Quote every entry word for word.

= = = = = = =

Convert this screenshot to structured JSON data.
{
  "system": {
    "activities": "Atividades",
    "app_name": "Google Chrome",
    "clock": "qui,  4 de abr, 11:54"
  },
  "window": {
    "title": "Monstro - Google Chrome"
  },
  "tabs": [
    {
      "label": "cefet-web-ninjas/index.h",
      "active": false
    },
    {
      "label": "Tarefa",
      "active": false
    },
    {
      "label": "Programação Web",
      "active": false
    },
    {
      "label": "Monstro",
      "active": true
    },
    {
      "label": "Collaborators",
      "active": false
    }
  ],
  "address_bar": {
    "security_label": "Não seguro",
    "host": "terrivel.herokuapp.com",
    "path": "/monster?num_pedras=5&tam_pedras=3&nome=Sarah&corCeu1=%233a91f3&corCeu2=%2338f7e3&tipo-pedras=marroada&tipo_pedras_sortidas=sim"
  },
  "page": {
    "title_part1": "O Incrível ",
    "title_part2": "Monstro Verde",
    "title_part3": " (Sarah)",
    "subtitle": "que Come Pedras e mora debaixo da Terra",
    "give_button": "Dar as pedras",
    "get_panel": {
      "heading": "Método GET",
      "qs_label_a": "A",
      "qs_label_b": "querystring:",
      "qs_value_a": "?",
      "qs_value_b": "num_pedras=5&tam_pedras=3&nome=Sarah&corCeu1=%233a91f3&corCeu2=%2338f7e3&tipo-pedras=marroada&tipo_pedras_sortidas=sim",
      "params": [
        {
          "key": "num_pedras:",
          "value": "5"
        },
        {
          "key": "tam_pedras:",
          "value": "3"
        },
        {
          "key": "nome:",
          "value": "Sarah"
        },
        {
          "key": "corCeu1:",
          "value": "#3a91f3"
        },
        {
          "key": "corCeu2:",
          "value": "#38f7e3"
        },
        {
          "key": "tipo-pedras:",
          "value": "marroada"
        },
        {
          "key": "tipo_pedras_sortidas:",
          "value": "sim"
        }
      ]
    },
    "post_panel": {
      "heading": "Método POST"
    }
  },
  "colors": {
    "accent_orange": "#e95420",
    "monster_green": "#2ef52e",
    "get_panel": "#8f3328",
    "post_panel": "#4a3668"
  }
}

= = = = = = =

* Final answer
Convert this screenshot to structured JSON data.
{
  "system": {
    "activities": "Atividades",
    "app_name": "Google Chrome",
    "clock": "qui,  4 de abr, 11:54"
  },
  "window": {
    "title": "Monstro - Google Chrome"
  },
  "tabs": [
    {
      "label": "cefet-web-ninjas/index.h",
      "active": false
    },
    {
      "label": "Tarefa",
      "active": false
    },
    {
      "label": "Programação Web",
      "active": false
    },
    {
      "label": "Monstro",
      "active": true
    },
    {
      "label": "Collaborators",
      "active": false
    }
  ],
  "address_bar": {
    "security_label": "Não seguro",
    "host": "terrivel.herokuapp.com",
    "path": "/monster?num_pedras=5&tam_pedras=3&nome=Sarah&corCeu1=%233a91f3&corCeu2=%2338f7e3&tipo-pedras=marroada&tipo_pedras_sortidas=sim"
  },
  "page": {
    "title_part1": "O Incrível ",
    "title_part2": "Monstro Verde",
    "title_part3": " (Sarah)",
    "subtitle": "que Come Pedras e mora debaixo da Terra",
    "give_button": "Dar as pedras",
    "get_panel": {
      "heading": "Método GET",
      "qs_label_a": "A",
      "qs_label_b": "querystring:",
      "qs_value_a": "?",
      "qs_value_b": "num_pedras=5&tam_pedras=3&nome=Sarah&corCeu1=%233a91f3&corCeu2=%2338f7e3&tipo-pedras=marroada&tipo_pedras_sortidas=sim",
      "params": [
        {
          "key": "num_pedras:",
          "value": "5"
        },
        {
          "key": "tam_pedras:",
          "value": "3"
        },
        {
          "key": "nome:",
          "value": "Sarah"
        },
        {
          "key": "corCeu1:",
          "value": "#3a91f3"
        },
        {
          "key": "corCeu2:",
          "value": "#38f7e3"
        },
        {
          "key": "tipo-pedras:",
          "value": "marroada"
        },
        {
          "key": "tipo_pedras_sortidas:",
          "value": "sim"
        }
      ]
    },
    "post_panel": {
      "heading": "Método POST"
    }
  },
  "colors": {
    "accent_orange": "#e95420",
    "monster_green": "#2ef52e",
    "get_panel": "#8f3328",
    "post_panel": "#4a3668"
  }
}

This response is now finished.